▸ WHAT THE EXERCISE ASKS:
Determine which lines of the records include the word "Files", and copy them.

═════ PROVIDED RECORDS ═════

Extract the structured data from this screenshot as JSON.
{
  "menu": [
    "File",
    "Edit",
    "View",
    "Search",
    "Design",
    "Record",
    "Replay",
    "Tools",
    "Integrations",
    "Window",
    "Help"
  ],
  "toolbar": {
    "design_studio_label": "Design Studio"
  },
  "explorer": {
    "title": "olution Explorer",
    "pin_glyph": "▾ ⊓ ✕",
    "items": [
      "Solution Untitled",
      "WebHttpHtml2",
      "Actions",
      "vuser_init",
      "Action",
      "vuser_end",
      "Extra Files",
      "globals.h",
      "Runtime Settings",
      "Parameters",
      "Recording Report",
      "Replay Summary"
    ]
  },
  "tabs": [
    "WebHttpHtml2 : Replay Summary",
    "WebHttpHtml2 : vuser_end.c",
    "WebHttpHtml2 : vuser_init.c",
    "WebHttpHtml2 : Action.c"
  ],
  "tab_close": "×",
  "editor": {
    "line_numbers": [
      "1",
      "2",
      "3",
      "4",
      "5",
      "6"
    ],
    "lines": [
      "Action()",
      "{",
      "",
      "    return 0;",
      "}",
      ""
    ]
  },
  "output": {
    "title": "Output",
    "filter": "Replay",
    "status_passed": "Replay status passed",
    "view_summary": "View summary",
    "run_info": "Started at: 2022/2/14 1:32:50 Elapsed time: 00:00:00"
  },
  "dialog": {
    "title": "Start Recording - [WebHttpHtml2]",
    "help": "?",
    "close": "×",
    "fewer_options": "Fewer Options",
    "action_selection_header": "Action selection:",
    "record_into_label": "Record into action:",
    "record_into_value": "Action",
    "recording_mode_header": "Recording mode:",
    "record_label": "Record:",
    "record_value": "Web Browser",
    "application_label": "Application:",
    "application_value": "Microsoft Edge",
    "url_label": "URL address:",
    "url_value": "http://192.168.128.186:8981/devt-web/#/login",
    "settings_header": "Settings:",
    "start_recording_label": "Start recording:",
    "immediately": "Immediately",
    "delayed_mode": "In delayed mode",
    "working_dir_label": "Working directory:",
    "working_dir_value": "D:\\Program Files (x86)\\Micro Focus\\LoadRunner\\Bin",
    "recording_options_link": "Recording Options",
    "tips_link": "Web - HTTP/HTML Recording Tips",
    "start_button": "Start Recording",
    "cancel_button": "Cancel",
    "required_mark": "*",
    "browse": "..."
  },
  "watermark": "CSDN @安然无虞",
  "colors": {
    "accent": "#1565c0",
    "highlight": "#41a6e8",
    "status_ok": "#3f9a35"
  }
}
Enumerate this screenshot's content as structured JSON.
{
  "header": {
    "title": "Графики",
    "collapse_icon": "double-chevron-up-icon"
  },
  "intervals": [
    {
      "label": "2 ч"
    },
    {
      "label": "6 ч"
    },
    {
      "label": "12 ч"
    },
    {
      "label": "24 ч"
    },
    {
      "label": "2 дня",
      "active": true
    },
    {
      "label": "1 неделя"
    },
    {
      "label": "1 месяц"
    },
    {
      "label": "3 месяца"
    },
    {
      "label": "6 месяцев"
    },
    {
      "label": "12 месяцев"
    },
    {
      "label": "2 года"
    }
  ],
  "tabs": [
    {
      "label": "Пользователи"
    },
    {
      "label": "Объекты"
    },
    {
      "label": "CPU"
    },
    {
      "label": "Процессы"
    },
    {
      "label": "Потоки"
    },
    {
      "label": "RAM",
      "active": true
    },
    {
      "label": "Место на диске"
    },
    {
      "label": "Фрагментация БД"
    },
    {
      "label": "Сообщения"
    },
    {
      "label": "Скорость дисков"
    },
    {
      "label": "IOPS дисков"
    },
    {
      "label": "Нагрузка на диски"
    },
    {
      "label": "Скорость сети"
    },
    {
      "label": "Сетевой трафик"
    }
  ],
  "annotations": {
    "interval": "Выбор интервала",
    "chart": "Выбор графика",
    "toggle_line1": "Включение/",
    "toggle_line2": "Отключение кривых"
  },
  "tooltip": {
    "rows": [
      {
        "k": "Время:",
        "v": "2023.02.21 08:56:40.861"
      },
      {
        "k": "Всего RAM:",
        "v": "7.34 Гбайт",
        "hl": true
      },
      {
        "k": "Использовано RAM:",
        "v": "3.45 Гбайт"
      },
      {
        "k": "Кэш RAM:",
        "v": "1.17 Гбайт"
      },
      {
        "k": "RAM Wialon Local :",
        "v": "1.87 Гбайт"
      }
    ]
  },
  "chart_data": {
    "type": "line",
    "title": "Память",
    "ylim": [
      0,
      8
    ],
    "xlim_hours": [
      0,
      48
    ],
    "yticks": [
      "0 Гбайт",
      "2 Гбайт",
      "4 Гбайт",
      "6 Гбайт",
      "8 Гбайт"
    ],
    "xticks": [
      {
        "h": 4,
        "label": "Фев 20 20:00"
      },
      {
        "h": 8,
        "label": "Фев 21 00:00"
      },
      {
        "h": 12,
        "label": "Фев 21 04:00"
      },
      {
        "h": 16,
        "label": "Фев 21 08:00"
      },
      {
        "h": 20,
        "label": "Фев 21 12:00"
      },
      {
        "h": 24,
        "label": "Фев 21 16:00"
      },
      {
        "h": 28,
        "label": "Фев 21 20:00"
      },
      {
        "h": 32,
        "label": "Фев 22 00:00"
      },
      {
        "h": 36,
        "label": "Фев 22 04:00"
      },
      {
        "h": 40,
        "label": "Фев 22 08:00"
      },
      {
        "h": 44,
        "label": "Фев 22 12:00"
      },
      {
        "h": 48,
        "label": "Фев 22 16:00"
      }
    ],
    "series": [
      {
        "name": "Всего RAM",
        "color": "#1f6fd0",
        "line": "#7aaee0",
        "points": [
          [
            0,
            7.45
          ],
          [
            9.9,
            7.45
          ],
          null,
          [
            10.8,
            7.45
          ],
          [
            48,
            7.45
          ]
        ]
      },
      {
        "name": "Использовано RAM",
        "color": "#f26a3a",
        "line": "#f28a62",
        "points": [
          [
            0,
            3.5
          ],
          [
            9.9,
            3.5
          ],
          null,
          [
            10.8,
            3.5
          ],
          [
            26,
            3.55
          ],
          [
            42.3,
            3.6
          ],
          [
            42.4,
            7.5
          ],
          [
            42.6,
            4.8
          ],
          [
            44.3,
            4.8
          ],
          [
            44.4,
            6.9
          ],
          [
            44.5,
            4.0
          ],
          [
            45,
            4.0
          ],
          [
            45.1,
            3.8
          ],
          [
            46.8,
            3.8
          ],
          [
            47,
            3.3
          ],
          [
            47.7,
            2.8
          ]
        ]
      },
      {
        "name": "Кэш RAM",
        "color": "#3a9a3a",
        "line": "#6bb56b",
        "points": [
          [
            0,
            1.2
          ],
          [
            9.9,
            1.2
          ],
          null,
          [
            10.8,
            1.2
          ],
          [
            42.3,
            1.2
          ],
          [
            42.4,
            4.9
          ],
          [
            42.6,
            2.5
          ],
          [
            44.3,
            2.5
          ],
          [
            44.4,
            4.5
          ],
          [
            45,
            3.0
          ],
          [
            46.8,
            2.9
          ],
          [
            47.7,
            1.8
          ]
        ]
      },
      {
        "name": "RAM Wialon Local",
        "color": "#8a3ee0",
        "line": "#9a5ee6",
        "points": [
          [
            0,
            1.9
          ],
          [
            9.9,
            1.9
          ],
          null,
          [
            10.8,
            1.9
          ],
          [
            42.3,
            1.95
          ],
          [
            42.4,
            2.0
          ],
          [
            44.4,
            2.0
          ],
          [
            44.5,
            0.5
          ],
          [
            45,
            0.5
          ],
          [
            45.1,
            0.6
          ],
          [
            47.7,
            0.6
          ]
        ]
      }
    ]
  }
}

═════

▸ RESPONSE:
      "Extra Files",
    "working_dir_value": "D:\\Program Files (x86)\\Micro Focus\\LoadRunner\\Bin",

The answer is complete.